Description of the task: Exactly repeat the full listing that follows.

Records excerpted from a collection
::::::::

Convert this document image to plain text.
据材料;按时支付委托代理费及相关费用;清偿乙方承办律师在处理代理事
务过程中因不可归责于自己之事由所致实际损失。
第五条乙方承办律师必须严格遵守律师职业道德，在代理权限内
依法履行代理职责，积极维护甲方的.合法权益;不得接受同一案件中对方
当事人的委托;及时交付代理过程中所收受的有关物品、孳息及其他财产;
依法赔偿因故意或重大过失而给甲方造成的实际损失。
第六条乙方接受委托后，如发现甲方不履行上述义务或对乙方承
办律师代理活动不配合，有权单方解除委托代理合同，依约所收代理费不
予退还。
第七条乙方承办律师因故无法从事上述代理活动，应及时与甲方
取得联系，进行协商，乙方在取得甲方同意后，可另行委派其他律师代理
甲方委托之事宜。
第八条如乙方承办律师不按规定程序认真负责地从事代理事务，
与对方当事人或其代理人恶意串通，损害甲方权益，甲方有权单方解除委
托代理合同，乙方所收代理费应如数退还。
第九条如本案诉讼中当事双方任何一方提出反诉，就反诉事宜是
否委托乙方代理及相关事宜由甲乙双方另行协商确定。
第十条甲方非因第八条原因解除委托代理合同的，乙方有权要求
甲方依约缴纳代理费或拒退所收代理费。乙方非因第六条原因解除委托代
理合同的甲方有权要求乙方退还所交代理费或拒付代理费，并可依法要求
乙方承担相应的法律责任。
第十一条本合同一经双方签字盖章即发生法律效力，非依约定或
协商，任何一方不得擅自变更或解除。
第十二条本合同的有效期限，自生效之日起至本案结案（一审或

::::::::

Output below:
Convert this document image to plain text.
据材料;按时支付委托代理费及相关费用;清偿乙方承办律师在处理代理事
务过程中因不可归责于自己之事由所致实际损失。
第五条乙方承办律师必须严格遵守律师职业道德，在代理权限内
依法履行代理职责，积极维护甲方的.合法权益;不得接受同一案件中对方
当事人的委托;及时交付代理过程中所收受的有关物品、孳息及其他财产;
依法赔偿因故意或重大过失而给甲方造成的实际损失。
第六条乙方接受委托后，如发现甲方不履行上述义务或对乙方承
办律师代理活动不配合，有权单方解除委托代理合同，依约所收代理费不
予退还。
第七条乙方承办律师因故无法从事上述代理活动，应及时与甲方
取得联系，进行协商，乙方在取得甲方同意后，可另行委派其他律师代理
甲方委托之事宜。
第八条如乙方承办律师不按规定程序认真负责地从事代理事务，
与对方当事人或其代理人恶意串通，损害甲方权益，甲方有权单方解除委
托代理合同，乙方所收代理费应如数退还。
第九条如本案诉讼中当事双方任何一方提出反诉，就反诉事宜是
否委托乙方代理及相关事宜由甲乙双方另行协商确定。
第十条甲方非因第八条原因解除委托代理合同的，乙方有权要求
甲方依约缴纳代理费或拒退所收代理费。乙方非因第六条原因解除委托代
理合同的甲方有权要求乙方退还所交代理费或拒付代理费，并可依法要求
乙方承担相应的法律责任。
第十一条本合同一经双方签字盖章即发生法律效力，非依约定或
协商，任何一方不得擅自变更或解除。
第十二条本合同的有效期限，自生效之日起至本案结案（一审或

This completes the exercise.